## [EXERCISE AIM]
Search the records below for the word "Fall" and show every line where it occurs.

::::::::::

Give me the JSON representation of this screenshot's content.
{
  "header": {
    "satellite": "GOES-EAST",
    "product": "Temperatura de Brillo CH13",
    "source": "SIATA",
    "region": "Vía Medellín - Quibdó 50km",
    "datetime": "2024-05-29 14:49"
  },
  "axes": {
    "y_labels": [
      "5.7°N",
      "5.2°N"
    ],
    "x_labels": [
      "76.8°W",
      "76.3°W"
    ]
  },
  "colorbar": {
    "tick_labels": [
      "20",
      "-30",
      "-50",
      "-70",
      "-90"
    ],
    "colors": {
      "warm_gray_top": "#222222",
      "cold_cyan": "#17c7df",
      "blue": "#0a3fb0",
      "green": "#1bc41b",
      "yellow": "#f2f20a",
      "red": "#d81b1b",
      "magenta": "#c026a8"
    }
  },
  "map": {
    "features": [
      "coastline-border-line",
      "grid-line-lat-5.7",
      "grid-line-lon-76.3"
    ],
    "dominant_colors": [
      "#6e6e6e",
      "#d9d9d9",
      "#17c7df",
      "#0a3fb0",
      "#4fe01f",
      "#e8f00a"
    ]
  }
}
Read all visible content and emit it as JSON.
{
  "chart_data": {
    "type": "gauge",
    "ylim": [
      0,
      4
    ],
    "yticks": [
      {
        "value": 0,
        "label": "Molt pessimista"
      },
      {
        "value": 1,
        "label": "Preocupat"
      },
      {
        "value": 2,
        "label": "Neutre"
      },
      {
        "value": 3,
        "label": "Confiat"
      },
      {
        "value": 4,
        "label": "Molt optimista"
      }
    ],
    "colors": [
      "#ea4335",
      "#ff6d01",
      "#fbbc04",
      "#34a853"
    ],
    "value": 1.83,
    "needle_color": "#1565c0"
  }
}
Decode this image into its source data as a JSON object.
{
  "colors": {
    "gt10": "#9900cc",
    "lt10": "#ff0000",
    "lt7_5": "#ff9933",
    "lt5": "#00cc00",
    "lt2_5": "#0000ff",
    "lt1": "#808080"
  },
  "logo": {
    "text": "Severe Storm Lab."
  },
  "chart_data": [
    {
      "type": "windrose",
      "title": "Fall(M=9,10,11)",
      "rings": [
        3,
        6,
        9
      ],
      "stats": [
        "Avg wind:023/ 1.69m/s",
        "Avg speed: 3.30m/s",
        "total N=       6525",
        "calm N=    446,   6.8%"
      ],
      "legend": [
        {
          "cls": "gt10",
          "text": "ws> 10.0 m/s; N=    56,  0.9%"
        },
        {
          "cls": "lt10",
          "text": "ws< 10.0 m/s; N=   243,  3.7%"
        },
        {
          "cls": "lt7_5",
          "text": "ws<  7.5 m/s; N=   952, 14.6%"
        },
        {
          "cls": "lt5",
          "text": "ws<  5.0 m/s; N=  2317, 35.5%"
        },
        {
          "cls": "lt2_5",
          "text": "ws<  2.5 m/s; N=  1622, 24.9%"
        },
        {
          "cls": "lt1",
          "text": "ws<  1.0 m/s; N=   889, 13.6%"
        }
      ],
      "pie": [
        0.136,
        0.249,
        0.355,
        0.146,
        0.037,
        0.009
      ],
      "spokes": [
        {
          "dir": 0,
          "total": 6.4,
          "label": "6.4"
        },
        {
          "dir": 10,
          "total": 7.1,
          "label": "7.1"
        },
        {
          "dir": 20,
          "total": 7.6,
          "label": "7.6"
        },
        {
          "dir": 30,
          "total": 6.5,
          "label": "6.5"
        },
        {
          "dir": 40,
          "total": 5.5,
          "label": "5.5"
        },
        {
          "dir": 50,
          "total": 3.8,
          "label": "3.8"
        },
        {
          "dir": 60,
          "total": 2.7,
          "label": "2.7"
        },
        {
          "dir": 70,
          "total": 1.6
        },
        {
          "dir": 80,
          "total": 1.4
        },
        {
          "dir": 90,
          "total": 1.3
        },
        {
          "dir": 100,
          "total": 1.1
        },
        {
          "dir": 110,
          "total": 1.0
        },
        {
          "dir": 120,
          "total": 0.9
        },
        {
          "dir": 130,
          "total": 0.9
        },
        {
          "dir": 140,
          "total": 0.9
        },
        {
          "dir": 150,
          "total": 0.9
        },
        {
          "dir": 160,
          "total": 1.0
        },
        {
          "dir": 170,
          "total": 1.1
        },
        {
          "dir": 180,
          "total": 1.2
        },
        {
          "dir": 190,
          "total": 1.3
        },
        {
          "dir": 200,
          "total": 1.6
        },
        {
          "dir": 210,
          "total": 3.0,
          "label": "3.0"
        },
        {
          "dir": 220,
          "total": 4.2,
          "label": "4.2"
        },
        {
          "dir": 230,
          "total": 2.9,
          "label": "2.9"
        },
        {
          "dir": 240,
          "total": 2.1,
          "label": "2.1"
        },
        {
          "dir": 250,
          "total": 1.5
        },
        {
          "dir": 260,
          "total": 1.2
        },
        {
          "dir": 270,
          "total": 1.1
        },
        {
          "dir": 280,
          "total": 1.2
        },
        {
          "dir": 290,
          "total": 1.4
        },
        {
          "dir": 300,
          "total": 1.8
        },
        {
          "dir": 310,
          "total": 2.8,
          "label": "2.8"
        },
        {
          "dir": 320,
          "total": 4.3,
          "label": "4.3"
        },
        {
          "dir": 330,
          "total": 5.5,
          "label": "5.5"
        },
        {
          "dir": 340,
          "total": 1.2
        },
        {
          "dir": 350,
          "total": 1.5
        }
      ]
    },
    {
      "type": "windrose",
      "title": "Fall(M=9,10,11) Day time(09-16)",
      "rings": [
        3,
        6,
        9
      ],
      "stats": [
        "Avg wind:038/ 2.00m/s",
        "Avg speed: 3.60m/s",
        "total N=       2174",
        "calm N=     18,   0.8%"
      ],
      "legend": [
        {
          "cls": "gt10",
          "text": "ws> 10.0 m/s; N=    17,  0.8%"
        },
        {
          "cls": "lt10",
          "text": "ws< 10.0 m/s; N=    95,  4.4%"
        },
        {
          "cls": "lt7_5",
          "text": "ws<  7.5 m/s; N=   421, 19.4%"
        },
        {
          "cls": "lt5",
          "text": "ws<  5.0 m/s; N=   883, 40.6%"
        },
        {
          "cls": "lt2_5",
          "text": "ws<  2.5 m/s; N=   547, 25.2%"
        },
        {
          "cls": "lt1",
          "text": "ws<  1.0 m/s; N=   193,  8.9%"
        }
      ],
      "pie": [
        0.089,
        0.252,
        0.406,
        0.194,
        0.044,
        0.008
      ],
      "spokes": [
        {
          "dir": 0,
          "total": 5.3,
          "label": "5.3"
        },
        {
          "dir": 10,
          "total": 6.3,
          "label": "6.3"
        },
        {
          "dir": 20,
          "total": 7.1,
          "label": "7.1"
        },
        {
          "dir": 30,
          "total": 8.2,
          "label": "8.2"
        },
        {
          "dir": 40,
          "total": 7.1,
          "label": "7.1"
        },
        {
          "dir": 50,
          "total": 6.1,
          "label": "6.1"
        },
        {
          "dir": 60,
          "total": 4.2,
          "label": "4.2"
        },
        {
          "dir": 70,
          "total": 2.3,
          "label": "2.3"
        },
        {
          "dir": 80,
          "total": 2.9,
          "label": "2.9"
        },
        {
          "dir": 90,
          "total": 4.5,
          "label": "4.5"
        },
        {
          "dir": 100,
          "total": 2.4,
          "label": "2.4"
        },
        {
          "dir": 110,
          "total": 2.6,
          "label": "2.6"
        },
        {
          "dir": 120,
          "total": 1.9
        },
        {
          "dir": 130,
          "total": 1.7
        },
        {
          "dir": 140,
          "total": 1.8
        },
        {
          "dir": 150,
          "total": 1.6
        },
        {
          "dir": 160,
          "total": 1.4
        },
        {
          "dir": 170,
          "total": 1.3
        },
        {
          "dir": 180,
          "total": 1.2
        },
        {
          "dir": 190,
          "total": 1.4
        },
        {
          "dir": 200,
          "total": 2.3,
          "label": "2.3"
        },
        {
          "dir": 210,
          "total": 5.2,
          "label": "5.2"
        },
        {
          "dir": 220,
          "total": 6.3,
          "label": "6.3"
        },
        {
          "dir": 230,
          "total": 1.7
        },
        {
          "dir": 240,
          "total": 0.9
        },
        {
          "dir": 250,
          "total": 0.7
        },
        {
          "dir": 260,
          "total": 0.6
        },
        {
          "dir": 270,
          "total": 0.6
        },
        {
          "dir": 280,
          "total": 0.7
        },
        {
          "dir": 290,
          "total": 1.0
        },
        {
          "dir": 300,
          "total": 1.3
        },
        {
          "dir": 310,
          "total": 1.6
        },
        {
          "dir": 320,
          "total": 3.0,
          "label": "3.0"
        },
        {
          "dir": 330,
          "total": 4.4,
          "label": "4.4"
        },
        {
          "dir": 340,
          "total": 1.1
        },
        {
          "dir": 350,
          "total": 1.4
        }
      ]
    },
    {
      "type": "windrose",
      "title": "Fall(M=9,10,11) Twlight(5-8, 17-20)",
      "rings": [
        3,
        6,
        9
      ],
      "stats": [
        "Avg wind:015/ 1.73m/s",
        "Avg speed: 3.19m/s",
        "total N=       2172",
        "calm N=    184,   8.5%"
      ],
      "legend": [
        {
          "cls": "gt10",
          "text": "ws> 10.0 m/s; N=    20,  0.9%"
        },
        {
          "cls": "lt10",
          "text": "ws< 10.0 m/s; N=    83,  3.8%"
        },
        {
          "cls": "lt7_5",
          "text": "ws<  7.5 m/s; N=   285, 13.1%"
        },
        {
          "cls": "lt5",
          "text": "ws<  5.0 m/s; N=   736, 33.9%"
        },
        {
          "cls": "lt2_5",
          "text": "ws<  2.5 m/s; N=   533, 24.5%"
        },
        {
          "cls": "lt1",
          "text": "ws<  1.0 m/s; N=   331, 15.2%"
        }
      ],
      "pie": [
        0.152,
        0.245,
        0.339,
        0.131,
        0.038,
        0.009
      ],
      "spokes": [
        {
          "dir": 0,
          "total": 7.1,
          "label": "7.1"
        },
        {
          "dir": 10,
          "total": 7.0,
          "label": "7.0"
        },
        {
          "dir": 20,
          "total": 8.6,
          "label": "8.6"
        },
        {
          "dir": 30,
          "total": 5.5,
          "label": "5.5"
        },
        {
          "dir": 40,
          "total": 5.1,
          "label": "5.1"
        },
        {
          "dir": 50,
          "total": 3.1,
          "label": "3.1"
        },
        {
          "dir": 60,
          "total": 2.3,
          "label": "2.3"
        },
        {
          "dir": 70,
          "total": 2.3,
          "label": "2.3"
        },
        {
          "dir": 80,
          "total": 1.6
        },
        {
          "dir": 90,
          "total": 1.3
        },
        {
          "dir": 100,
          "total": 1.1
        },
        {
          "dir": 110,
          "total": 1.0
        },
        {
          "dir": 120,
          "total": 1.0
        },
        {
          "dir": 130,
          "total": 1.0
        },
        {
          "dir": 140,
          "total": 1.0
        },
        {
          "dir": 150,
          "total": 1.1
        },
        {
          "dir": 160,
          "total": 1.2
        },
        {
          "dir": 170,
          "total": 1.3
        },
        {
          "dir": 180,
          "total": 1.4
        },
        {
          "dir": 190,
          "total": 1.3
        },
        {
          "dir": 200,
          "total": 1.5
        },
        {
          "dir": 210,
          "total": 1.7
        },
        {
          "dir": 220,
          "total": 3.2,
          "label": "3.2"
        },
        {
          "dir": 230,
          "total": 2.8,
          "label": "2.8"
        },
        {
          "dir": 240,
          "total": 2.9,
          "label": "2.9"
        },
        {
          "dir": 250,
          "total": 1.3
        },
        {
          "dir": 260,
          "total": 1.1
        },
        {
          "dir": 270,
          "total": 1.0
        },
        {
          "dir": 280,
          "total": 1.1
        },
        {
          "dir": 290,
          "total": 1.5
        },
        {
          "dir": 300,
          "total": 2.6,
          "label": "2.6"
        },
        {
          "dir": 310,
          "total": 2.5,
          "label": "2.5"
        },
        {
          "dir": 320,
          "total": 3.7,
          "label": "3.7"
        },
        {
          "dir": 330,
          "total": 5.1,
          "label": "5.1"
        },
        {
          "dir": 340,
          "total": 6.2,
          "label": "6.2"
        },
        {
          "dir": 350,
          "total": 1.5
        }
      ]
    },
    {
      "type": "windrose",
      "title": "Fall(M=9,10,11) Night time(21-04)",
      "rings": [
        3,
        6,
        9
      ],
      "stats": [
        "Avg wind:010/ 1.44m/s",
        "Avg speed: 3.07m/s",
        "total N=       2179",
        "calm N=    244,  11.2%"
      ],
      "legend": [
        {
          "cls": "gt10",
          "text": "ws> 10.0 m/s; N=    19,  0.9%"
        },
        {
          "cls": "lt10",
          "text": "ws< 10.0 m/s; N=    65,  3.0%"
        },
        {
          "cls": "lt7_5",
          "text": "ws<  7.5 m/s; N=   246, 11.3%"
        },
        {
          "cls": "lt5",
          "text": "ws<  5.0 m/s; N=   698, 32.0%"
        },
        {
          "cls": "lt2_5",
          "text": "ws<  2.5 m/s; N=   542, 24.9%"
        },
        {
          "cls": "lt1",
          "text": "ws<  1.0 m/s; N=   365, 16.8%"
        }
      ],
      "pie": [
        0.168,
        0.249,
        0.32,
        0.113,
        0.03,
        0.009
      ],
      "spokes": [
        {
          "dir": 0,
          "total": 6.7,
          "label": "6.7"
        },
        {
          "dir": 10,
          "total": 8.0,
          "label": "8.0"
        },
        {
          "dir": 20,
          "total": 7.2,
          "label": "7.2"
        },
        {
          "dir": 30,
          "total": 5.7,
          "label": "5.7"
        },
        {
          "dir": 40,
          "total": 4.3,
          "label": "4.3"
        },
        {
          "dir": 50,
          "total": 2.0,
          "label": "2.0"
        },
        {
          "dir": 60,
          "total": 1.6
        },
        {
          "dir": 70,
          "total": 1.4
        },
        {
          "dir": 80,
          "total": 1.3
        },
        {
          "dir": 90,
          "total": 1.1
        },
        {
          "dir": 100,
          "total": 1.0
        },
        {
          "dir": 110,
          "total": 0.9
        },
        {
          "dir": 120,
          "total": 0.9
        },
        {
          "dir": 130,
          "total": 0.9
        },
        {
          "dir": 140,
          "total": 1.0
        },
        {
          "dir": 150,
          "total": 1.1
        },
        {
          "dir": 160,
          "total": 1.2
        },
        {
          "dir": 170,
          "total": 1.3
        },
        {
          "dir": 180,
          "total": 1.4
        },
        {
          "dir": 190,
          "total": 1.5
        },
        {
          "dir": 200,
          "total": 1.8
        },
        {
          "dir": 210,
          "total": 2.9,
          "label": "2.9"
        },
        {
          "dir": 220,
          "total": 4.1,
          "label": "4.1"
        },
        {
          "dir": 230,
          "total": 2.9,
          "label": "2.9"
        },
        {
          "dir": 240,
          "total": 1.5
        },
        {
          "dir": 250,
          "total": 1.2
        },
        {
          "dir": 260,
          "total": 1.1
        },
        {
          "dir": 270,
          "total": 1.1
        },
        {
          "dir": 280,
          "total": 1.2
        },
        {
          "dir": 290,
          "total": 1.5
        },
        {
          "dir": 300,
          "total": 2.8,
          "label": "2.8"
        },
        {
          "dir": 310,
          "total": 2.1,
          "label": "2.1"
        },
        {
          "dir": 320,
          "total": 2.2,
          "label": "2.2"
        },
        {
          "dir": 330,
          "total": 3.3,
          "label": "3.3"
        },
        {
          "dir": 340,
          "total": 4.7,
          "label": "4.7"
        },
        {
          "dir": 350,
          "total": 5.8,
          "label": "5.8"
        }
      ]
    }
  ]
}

::::::::::

## [ANSWER TO THE TASK]
      "title": "Fall(M=9,10,11)",
      "title": "Fall(M=9,10,11) Day time(09-16)",
      "title": "Fall(M=9,10,11) Twlight(5-8, 17-20)",
      "title": "Fall(M=9,10,11) Night time(21-04)",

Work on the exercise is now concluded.